_Written exercise_. Reproduce every entry below precisely; do not include the pictures.

_Record list_.
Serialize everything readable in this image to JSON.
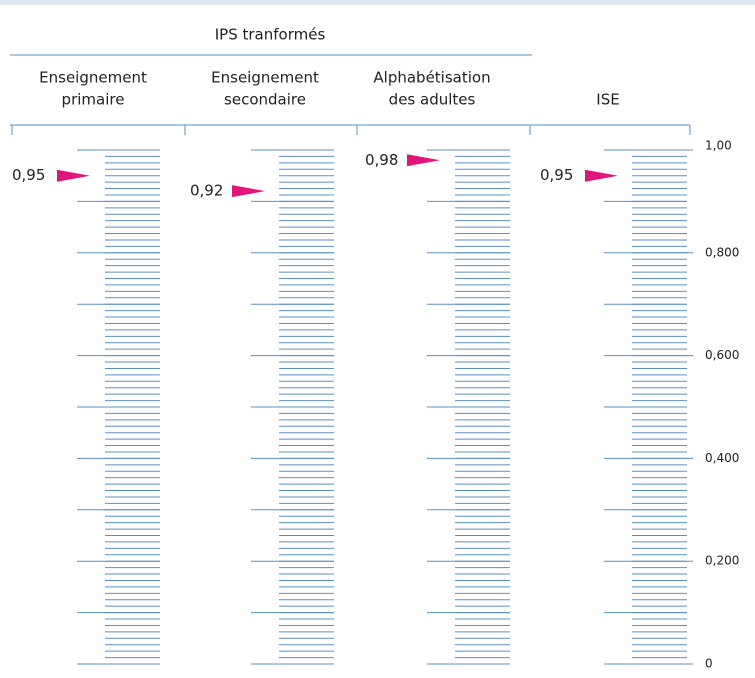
{
  "chart_data": {
    "type": "scale",
    "title": "IPS tranformés",
    "categories": [
      [
        "Enseignement",
        "primaire"
      ],
      [
        "Enseignement",
        "secondaire"
      ],
      [
        "Alphabétisation",
        "des adultes"
      ],
      [
        "ISE"
      ]
    ],
    "values": [
      0.95,
      0.92,
      0.98,
      0.95
    ],
    "value_labels": [
      "0,95",
      "0,92",
      "0,98",
      "0,95"
    ],
    "color": "#e2157a",
    "line_color": "#5b8fc4",
    "ylim": [
      0,
      1
    ],
    "yticks": [
      {
        "value": 1,
        "label": "1,00"
      },
      {
        "value": 0.8,
        "label": "0,800"
      },
      {
        "value": 0.6,
        "label": "0,600"
      },
      {
        "value": 0.4,
        "label": "0,400"
      },
      {
        "value": 0.2,
        "label": "0,200"
      },
      0
    ]
  }
}
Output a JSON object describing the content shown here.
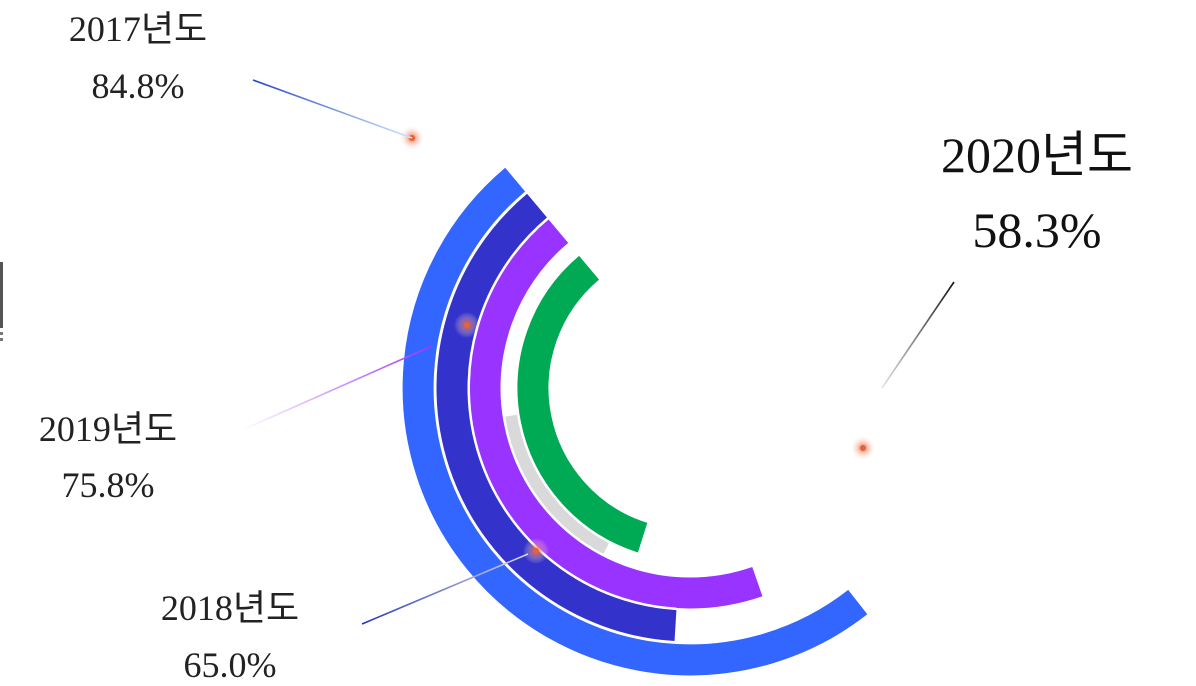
{
  "chart_data": {
    "type": "radial-bar",
    "unit": "%",
    "max": 100,
    "series": [
      {
        "name": "2017년도",
        "value": 84.8,
        "label_value": "84.8%",
        "color": "#3366FF",
        "emphasis": false
      },
      {
        "name": "2018년도",
        "value": 65.0,
        "label_value": "65.0%",
        "color": "#3333CC",
        "emphasis": false
      },
      {
        "name": "2019년도",
        "value": 75.8,
        "label_value": "75.8%",
        "color": "#9933FF",
        "emphasis": false
      },
      {
        "name": "2020년도",
        "value": 58.3,
        "label_value": "58.3%",
        "color": "#00AA55",
        "emphasis": true
      }
    ],
    "track_color": "#D9D9D9",
    "marker_color": "#E8603A"
  }
}
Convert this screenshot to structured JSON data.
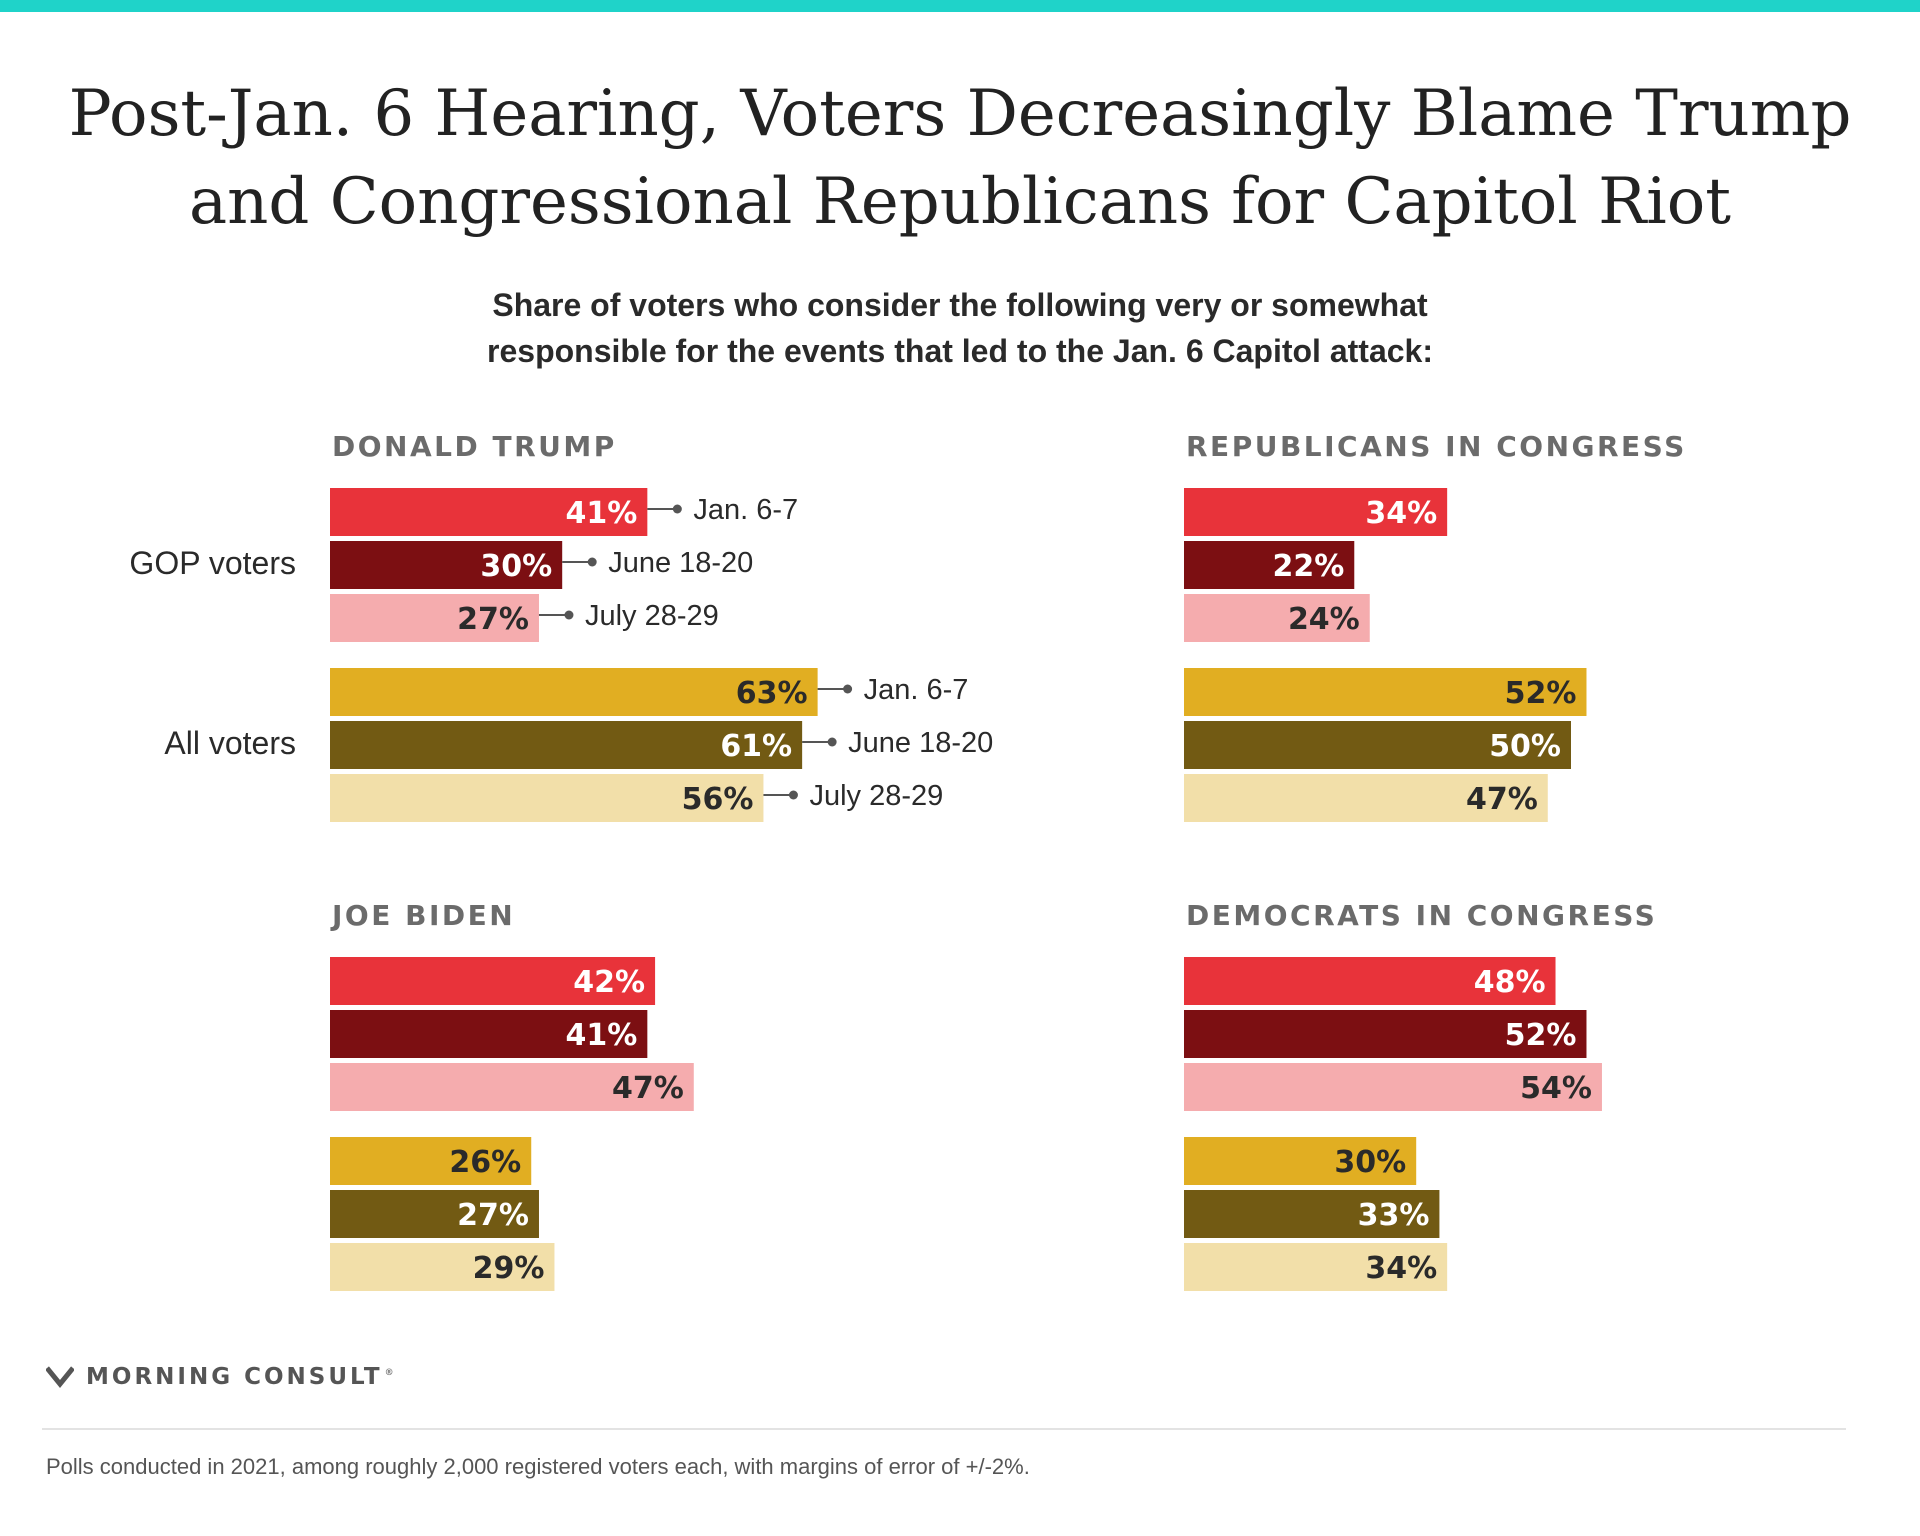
{
  "title_line1": "Post-Jan. 6 Hearing, Voters Decreasingly Blame Trump",
  "title_line2": "and Congressional Republicans for Capitol Riot",
  "subtitle_line1": "Share of voters who consider the following very or somewhat",
  "subtitle_line2": "responsible for the events that led to the Jan. 6 Capitol attack:",
  "logo_text": "MORNING CONSULT",
  "logo_reg": "®",
  "footnote": "Polls conducted in 2021, among roughly 2,000 registered voters each, with margins of error of +/-2%.",
  "colors": {
    "accent_strip": "#1fd3c9",
    "gop": [
      "#e8333a",
      "#7c0f12",
      "#f5acae"
    ],
    "all": [
      "#e1ae22",
      "#725a13",
      "#f2dfa9"
    ],
    "label_light": "#ffffff",
    "label_dark": "#2a2a2a",
    "panel_title": "#6b6b6b"
  },
  "chart_data": {
    "type": "bar",
    "orientation": "horizontal",
    "unit": "%",
    "xlim": [
      0,
      100
    ],
    "groups": [
      "GOP voters",
      "All voters"
    ],
    "dates": [
      "Jan. 6-7",
      "June 18-20",
      "July 28-29"
    ],
    "panels": [
      {
        "title": "DONALD TRUMP",
        "series": [
          {
            "group": "GOP voters",
            "values": [
              41,
              30,
              27
            ]
          },
          {
            "group": "All voters",
            "values": [
              63,
              61,
              56
            ]
          }
        ]
      },
      {
        "title": "REPUBLICANS IN CONGRESS",
        "series": [
          {
            "group": "GOP voters",
            "values": [
              34,
              22,
              24
            ]
          },
          {
            "group": "All voters",
            "values": [
              52,
              50,
              47
            ]
          }
        ]
      },
      {
        "title": "JOE BIDEN",
        "series": [
          {
            "group": "GOP voters",
            "values": [
              42,
              41,
              47
            ]
          },
          {
            "group": "All voters",
            "values": [
              26,
              27,
              29
            ]
          }
        ]
      },
      {
        "title": "DEMOCRATS IN CONGRESS",
        "series": [
          {
            "group": "GOP voters",
            "values": [
              48,
              52,
              54
            ]
          },
          {
            "group": "All voters",
            "values": [
              30,
              33,
              34
            ]
          }
        ]
      }
    ]
  }
}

_Reply to the task_.
Serialize everything readable in this image to JSON.
{
  "chart_data": {
    "type": "scale",
    "title": "IPS tranformés",
    "categories": [
      [
        "Enseignement",
        "primaire"
      ],
      [
        "Enseignement",
        "secondaire"
      ],
      [
        "Alphabétisation",
        "des adultes"
      ],
      [
        "ISE"
      ]
    ],
    "values": [
      0.95,
      0.92,
      0.98,
      0.95
    ],
    "value_labels": [
      "0,95",
      "0,92",
      "0,98",
      "0,95"
    ],
    "color": "#e2157a",
    "line_color": "#5b8fc4",
    "ylim": [
      0,
      1
    ],
    "yticks": [
      {
        "value": 1,
        "label": "1,00"
      },
      {
        "value": 0.8,
        "label": "0,800"
      },
      {
        "value": 0.6,
        "label": "0,600"
      },
      {
        "value": 0.4,
        "label": "0,400"
      },
      {
        "value": 0.2,
        "label": "0,200"
      },
      0
    ]
  }
}
Output a JSON object describing the content shown here.
{
  "chart_data": {
    "type": "radial-bar",
    "unit": "%",
    "max": 100,
    "series": [
      {
        "name": "2017년도",
        "value": 84.8,
        "label_value": "84.8%",
        "color": "#3366FF",
        "emphasis": false
      },
      {
        "name": "2018년도",
        "value": 65.0,
        "label_value": "65.0%",
        "color": "#3333CC",
        "emphasis": false
      },
      {
        "name": "2019년도",
        "value": 75.8,
        "label_value": "75.8%",
        "color": "#9933FF",
        "emphasis": false
      },
      {
        "name": "2020년도",
        "value": 58.3,
        "label_value": "58.3%",
        "color": "#00AA55",
        "emphasis": true
      }
    ],
    "track_color": "#D9D9D9",
    "marker_color": "#E8603A"
  }
}
Convert this screenshot to structured JSON data.
{
  "title_line1": "Post-Jan. 6 Hearing, Voters Decreasingly Blame Trump",
  "title_line2": "and Congressional Republicans for Capitol Riot",
  "subtitle_line1": "Share of voters who consider the following very or somewhat",
  "subtitle_line2": "responsible for the events that led to the Jan. 6 Capitol attack:",
  "logo_text": "MORNING CONSULT",
  "logo_reg": "®",
  "footnote": "Polls conducted in 2021, among roughly 2,000 registered voters each, with margins of error of +/-2%.",
  "colors": {
    "accent_strip": "#1fd3c9",
    "gop": [
      "#e8333a",
      "#7c0f12",
      "#f5acae"
    ],
    "all": [
      "#e1ae22",
      "#725a13",
      "#f2dfa9"
    ],
    "label_light": "#ffffff",
    "label_dark": "#2a2a2a",
    "panel_title": "#6b6b6b"
  },
  "chart_data": {
    "type": "bar",
    "orientation": "horizontal",
    "unit": "%",
    "xlim": [
      0,
      100
    ],
    "groups": [
      "GOP voters",
      "All voters"
    ],
    "dates": [
      "Jan. 6-7",
      "June 18-20",
      "July 28-29"
    ],
    "panels": [
      {
        "title": "DONALD TRUMP",
        "series": [
          {
            "group": "GOP voters",
            "values": [
              41,
              30,
              27
            ]
          },
          {
            "group": "All voters",
            "values": [
              63,
              61,
              56
            ]
          }
        ]
      },
      {
        "title": "REPUBLICANS IN CONGRESS",
        "series": [
          {
            "group": "GOP voters",
            "values": [
              34,
              22,
              24
            ]
          },
          {
            "group": "All voters",
            "values": [
              52,
              50,
              47
            ]
          }
        ]
      },
      {
        "title": "JOE BIDEN",
        "series": [
          {
            "group": "GOP voters",
            "values": [
              42,
              41,
              47
            ]
          },
          {
            "group": "All voters",
            "values": [
              26,
              27,
              29
            ]
          }
        ]
      },
      {
        "title": "DEMOCRATS IN CONGRESS",
        "series": [
          {
            "group": "GOP voters",
            "values": [
              48,
              52,
              54
            ]
          },
          {
            "group": "All voters",
            "values": [
              30,
              33,
              34
            ]
          }
        ]
      }
    ]
  }
}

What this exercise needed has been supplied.